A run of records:
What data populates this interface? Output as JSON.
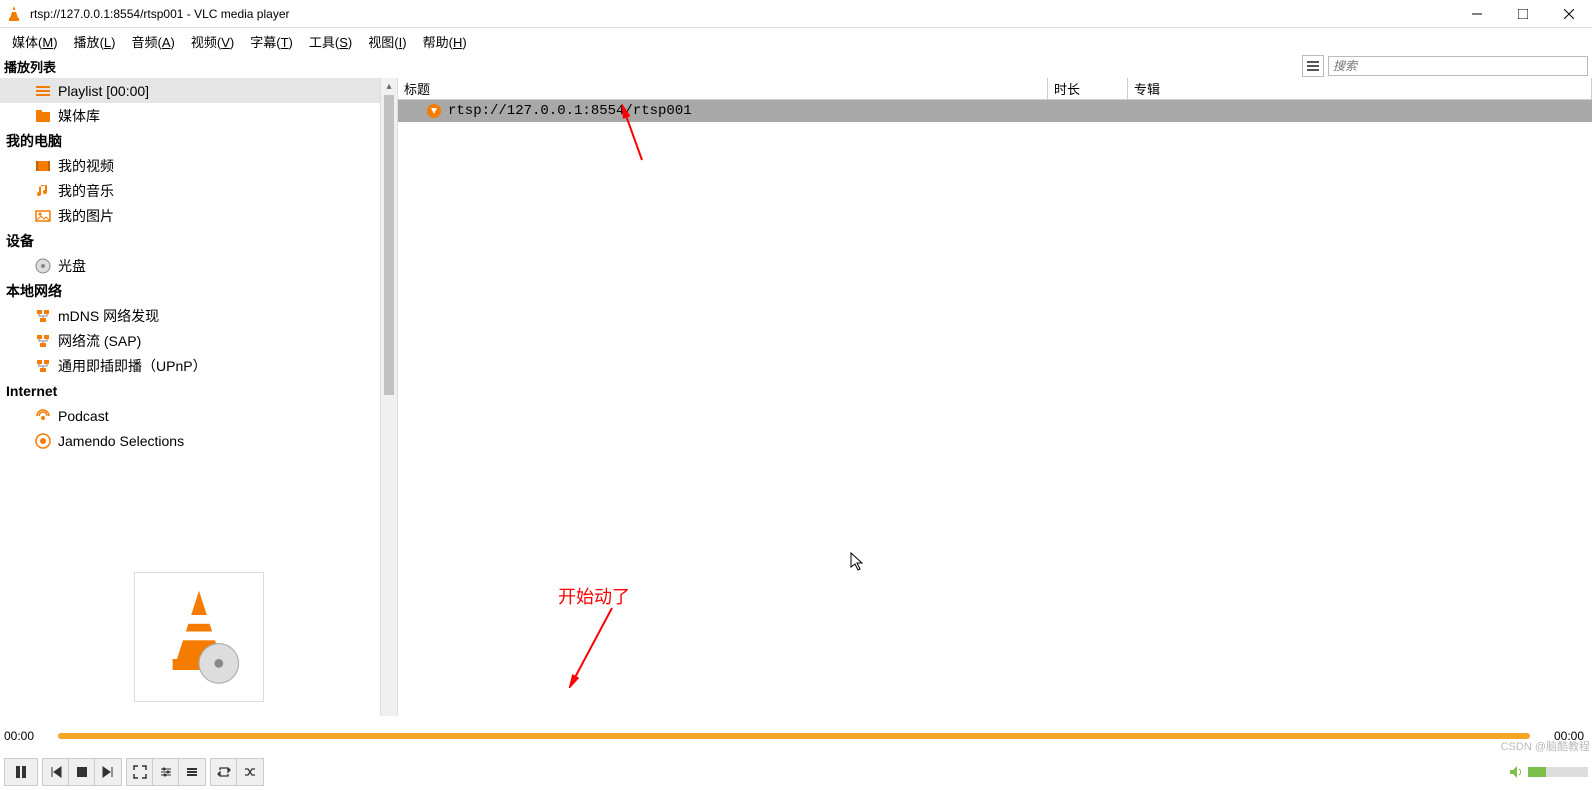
{
  "window": {
    "title": "rtsp://127.0.0.1:8554/rtsp001 - VLC media player"
  },
  "menu": {
    "items": [
      {
        "label": "媒体",
        "key": "M"
      },
      {
        "label": "播放",
        "key": "L"
      },
      {
        "label": "音频",
        "key": "A"
      },
      {
        "label": "视频",
        "key": "V"
      },
      {
        "label": "字幕",
        "key": "T"
      },
      {
        "label": "工具",
        "key": "S"
      },
      {
        "label": "视图",
        "key": "I"
      },
      {
        "label": "帮助",
        "key": "H"
      }
    ]
  },
  "playlist_header": {
    "label": "播放列表",
    "search_placeholder": "搜索"
  },
  "sidebar": {
    "items": [
      {
        "label": "Playlist [00:00]",
        "icon": "playlist",
        "selected": true,
        "indent": true
      },
      {
        "label": "媒体库",
        "icon": "medialib",
        "indent": true
      },
      {
        "label": "我的电脑",
        "header": true
      },
      {
        "label": "我的视频",
        "icon": "video",
        "indent": true
      },
      {
        "label": "我的音乐",
        "icon": "music",
        "indent": true
      },
      {
        "label": "我的图片",
        "icon": "pictures",
        "indent": true
      },
      {
        "label": "设备",
        "header": true
      },
      {
        "label": "光盘",
        "icon": "disc",
        "indent": true
      },
      {
        "label": "本地网络",
        "header": true
      },
      {
        "label": "mDNS 网络发现",
        "icon": "network",
        "indent": true
      },
      {
        "label": "网络流 (SAP)",
        "icon": "network",
        "indent": true
      },
      {
        "label": "通用即插即播（UPnP）",
        "icon": "network",
        "indent": true
      },
      {
        "label": "Internet",
        "header": true
      },
      {
        "label": "Podcast",
        "icon": "podcast",
        "indent": true
      },
      {
        "label": "Jamendo Selections",
        "icon": "jamendo",
        "indent": true
      }
    ]
  },
  "columns": {
    "title": "标题",
    "duration": "时长",
    "album": "专辑"
  },
  "playlist": {
    "rows": [
      {
        "title": "rtsp://127.0.0.1:8554/rtsp001"
      }
    ]
  },
  "annotation": {
    "text": "开始动了"
  },
  "progress": {
    "left": "00:00",
    "right": "00:00"
  },
  "watermark": "CSDN @脑酷教程",
  "icons": {
    "playlist": "playlist-icon",
    "medialib": "folder-icon",
    "video": "video-icon",
    "music": "music-icon",
    "pictures": "picture-icon",
    "disc": "disc-icon",
    "network": "network-icon",
    "podcast": "podcast-icon",
    "jamendo": "jamendo-icon"
  }
}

## Aim
Each record above must be returned exactly as written, with its pictures omitted.

## Complete answer
What data populates this interface? Output as JSON.
{
  "window": {
    "title": "rtsp://127.0.0.1:8554/rtsp001 - VLC media player"
  },
  "menu": {
    "items": [
      {
        "label": "媒体",
        "key": "M"
      },
      {
        "label": "播放",
        "key": "L"
      },
      {
        "label": "音频",
        "key": "A"
      },
      {
        "label": "视频",
        "key": "V"
      },
      {
        "label": "字幕",
        "key": "T"
      },
      {
        "label": "工具",
        "key": "S"
      },
      {
        "label": "视图",
        "key": "I"
      },
      {
        "label": "帮助",
        "key": "H"
      }
    ]
  },
  "playlist_header": {
    "label": "播放列表",
    "search_placeholder": "搜索"
  },
  "sidebar": {
    "items": [
      {
        "label": "Playlist [00:00]",
        "icon": "playlist",
        "selected": true,
        "indent": true
      },
      {
        "label": "媒体库",
        "icon": "medialib",
        "indent": true
      },
      {
        "label": "我的电脑",
        "header": true
      },
      {
        "label": "我的视频",
        "icon": "video",
        "indent": true
      },
      {
        "label": "我的音乐",
        "icon": "music",
        "indent": true
      },
      {
        "label": "我的图片",
        "icon": "pictures",
        "indent": true
      },
      {
        "label": "设备",
        "header": true
      },
      {
        "label": "光盘",
        "icon": "disc",
        "indent": true
      },
      {
        "label": "本地网络",
        "header": true
      },
      {
        "label": "mDNS 网络发现",
        "icon": "network",
        "indent": true
      },
      {
        "label": "网络流 (SAP)",
        "icon": "network",
        "indent": true
      },
      {
        "label": "通用即插即播（UPnP）",
        "icon": "network",
        "indent": true
      },
      {
        "label": "Internet",
        "header": true
      },
      {
        "label": "Podcast",
        "icon": "podcast",
        "indent": true
      },
      {
        "label": "Jamendo Selections",
        "icon": "jamendo",
        "indent": true
      }
    ]
  },
  "columns": {
    "title": "标题",
    "duration": "时长",
    "album": "专辑"
  },
  "playlist": {
    "rows": [
      {
        "title": "rtsp://127.0.0.1:8554/rtsp001"
      }
    ]
  },
  "annotation": {
    "text": "开始动了"
  },
  "progress": {
    "left": "00:00",
    "right": "00:00"
  },
  "watermark": "CSDN @脑酷教程",
  "icons": {
    "playlist": "playlist-icon",
    "medialib": "folder-icon",
    "video": "video-icon",
    "music": "music-icon",
    "pictures": "picture-icon",
    "disc": "disc-icon",
    "network": "network-icon",
    "podcast": "podcast-icon",
    "jamendo": "jamendo-icon"
  }
}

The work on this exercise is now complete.